> _Description of the task_
Return the records that follow, matching each one exactly.

-- begin The data --

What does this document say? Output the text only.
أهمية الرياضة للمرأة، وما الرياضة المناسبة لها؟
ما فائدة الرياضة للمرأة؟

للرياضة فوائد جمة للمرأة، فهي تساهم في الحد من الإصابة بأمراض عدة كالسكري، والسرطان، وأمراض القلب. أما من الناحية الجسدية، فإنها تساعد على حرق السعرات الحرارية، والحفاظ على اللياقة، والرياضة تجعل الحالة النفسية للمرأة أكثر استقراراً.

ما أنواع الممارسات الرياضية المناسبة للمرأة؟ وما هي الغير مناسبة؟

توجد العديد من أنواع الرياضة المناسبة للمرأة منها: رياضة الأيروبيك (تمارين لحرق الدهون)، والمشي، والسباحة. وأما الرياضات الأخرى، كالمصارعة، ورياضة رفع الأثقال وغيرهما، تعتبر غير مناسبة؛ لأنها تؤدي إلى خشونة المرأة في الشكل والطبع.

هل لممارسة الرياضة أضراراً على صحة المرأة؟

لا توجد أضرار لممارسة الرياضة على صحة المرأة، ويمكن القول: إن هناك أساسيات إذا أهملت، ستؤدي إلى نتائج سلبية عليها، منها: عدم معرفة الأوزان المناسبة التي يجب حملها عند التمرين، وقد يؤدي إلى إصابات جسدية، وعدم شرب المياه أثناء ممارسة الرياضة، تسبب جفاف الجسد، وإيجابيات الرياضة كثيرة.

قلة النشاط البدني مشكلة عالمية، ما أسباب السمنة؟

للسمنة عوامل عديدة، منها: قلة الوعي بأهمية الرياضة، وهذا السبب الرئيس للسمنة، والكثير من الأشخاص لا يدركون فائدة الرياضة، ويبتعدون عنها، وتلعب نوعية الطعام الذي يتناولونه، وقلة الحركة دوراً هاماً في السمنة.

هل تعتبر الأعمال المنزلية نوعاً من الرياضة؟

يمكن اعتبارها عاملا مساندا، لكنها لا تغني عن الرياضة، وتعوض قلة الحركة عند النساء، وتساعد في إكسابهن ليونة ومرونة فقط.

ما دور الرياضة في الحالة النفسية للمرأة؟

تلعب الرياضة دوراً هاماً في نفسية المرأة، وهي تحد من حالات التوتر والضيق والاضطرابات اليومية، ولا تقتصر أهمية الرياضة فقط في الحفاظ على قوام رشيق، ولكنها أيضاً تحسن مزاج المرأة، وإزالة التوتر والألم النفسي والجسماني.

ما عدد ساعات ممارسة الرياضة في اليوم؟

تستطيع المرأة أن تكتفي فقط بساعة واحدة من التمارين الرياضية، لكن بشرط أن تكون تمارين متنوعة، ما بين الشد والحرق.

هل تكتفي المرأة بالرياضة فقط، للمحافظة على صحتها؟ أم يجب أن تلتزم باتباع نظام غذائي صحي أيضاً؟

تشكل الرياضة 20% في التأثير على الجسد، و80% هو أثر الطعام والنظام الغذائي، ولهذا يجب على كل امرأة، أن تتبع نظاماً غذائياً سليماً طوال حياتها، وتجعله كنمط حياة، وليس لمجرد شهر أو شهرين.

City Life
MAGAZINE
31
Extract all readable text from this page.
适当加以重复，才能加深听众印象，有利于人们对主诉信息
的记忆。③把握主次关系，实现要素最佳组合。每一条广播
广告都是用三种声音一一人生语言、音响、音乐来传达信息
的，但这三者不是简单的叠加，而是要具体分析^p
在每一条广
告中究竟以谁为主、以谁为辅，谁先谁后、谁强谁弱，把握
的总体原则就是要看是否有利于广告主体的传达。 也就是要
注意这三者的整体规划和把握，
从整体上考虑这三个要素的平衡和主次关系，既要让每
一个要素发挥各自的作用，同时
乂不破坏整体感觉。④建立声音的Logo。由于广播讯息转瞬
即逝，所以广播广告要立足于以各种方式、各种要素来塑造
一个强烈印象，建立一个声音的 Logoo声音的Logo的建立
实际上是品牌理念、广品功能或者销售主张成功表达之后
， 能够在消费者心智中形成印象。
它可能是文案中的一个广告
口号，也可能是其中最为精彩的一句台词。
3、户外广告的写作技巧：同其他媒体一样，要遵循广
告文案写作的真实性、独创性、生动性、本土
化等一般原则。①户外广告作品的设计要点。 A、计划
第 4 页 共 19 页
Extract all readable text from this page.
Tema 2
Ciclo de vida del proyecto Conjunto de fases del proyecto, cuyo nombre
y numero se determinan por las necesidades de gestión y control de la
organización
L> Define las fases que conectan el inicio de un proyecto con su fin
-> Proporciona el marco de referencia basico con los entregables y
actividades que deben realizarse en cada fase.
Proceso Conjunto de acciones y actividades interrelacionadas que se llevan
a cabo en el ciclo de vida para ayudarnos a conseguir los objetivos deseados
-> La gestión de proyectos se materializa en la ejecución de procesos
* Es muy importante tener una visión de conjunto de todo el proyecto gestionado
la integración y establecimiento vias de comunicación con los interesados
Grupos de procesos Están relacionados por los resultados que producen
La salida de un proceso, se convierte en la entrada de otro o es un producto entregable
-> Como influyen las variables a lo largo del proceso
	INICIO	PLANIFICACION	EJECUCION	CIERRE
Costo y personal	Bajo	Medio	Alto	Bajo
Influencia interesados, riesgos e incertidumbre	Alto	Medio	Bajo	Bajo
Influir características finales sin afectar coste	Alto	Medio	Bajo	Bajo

-- end The data --

> _Solution_
What does this document say? Output the text only.
أهمية الرياضة للمرأة، وما الرياضة المناسبة لها؟
ما فائدة الرياضة للمرأة؟

للرياضة فوائد جمة للمرأة، فهي تساهم في الحد من الإصابة بأمراض عدة كالسكري، والسرطان، وأمراض القلب. أما من الناحية الجسدية، فإنها تساعد على حرق السعرات الحرارية، والحفاظ على اللياقة، والرياضة تجعل الحالة النفسية للمرأة أكثر استقراراً.

ما أنواع الممارسات الرياضية المناسبة للمرأة؟ وما هي الغير مناسبة؟

توجد العديد من أنواع الرياضة المناسبة للمرأة منها: رياضة الأيروبيك (تمارين لحرق الدهون)، والمشي، والسباحة. وأما الرياضات الأخرى، كالمصارعة، ورياضة رفع الأثقال وغيرهما، تعتبر غير مناسبة؛ لأنها تؤدي إلى خشونة المرأة في الشكل والطبع.

هل لممارسة الرياضة أضراراً على صحة المرأة؟

لا توجد أضرار لممارسة الرياضة على صحة المرأة، ويمكن القول: إن هناك أساسيات إذا أهملت، ستؤدي إلى نتائج سلبية عليها، منها: عدم معرفة الأوزان المناسبة التي يجب حملها عند التمرين، وقد يؤدي إلى إصابات جسدية، وعدم شرب المياه أثناء ممارسة الرياضة، تسبب جفاف الجسد، وإيجابيات الرياضة كثيرة.

قلة النشاط البدني مشكلة عالمية، ما أسباب السمنة؟

للسمنة عوامل عديدة، منها: قلة الوعي بأهمية الرياضة، وهذا السبب الرئيس للسمنة، والكثير من الأشخاص لا يدركون فائدة الرياضة، ويبتعدون عنها، وتلعب نوعية الطعام الذي يتناولونه، وقلة الحركة دوراً هاماً في السمنة.

هل تعتبر الأعمال المنزلية نوعاً من الرياضة؟

يمكن اعتبارها عاملا مساندا، لكنها لا تغني عن الرياضة، وتعوض قلة الحركة عند النساء، وتساعد في إكسابهن ليونة ومرونة فقط.

ما دور الرياضة في الحالة النفسية للمرأة؟

تلعب الرياضة دوراً هاماً في نفسية المرأة، وهي تحد من حالات التوتر والضيق والاضطرابات اليومية، ولا تقتصر أهمية الرياضة فقط في الحفاظ على قوام رشيق، ولكنها أيضاً تحسن مزاج المرأة، وإزالة التوتر والألم النفسي والجسماني.

ما عدد ساعات ممارسة الرياضة في اليوم؟

تستطيع المرأة أن تكتفي فقط بساعة واحدة من التمارين الرياضية، لكن بشرط أن تكون تمارين متنوعة، ما بين الشد والحرق.

هل تكتفي المرأة بالرياضة فقط، للمحافظة على صحتها؟ أم يجب أن تلتزم باتباع نظام غذائي صحي أيضاً؟

تشكل الرياضة 20% في التأثير على الجسد، و80% هو أثر الطعام والنظام الغذائي، ولهذا يجب على كل امرأة، أن تتبع نظاماً غذائياً سليماً طوال حياتها، وتجعله كنمط حياة، وليس لمجرد شهر أو شهرين.

City Life
MAGAZINE
31
Extract all readable text from this page.
适当加以重复，才能加深听众印象，有利于人们对主诉信息
的记忆。③把握主次关系，实现要素最佳组合。每一条广播
广告都是用三种声音一一人生语言、音响、音乐来传达信息
的，但这三者不是简单的叠加，而是要具体分析^p
在每一条广
告中究竟以谁为主、以谁为辅，谁先谁后、谁强谁弱，把握
的总体原则就是要看是否有利于广告主体的传达。 也就是要
注意这三者的整体规划和把握，
从整体上考虑这三个要素的平衡和主次关系，既要让每
一个要素发挥各自的作用，同时
乂不破坏整体感觉。④建立声音的Logo。由于广播讯息转瞬
即逝，所以广播广告要立足于以各种方式、各种要素来塑造
一个强烈印象，建立一个声音的 Logoo声音的Logo的建立
实际上是品牌理念、广品功能或者销售主张成功表达之后
， 能够在消费者心智中形成印象。
它可能是文案中的一个广告
口号，也可能是其中最为精彩的一句台词。
3、户外广告的写作技巧：同其他媒体一样，要遵循广
告文案写作的真实性、独创性、生动性、本土
化等一般原则。①户外广告作品的设计要点。 A、计划
第 4 页 共 19 页
Extract all readable text from this page.
Tema 2
Ciclo de vida del proyecto Conjunto de fases del proyecto, cuyo nombre
y numero se determinan por las necesidades de gestión y control de la
organización
L> Define las fases que conectan el inicio de un proyecto con su fin
-> Proporciona el marco de referencia basico con los entregables y
actividades que deben realizarse en cada fase.
Proceso Conjunto de acciones y actividades interrelacionadas que se llevan
a cabo en el ciclo de vida para ayudarnos a conseguir los objetivos deseados
-> La gestión de proyectos se materializa en la ejecución de procesos
* Es muy importante tener una visión de conjunto de todo el proyecto gestionado
la integración y establecimiento vias de comunicación con los interesados
Grupos de procesos Están relacionados por los resultados que producen
La salida de un proceso, se convierte en la entrada de otro o es un producto entregable
-> Como influyen las variables a lo largo del proceso
	INICIO	PLANIFICACION	EJECUCION	CIERRE
Costo y personal	Bajo	Medio	Alto	Bajo
Influencia interesados, riesgos e incertidumbre	Alto	Medio	Bajo	Bajo
Influir características finales sin afectar coste	Alto	Medio	Bajo	Bajo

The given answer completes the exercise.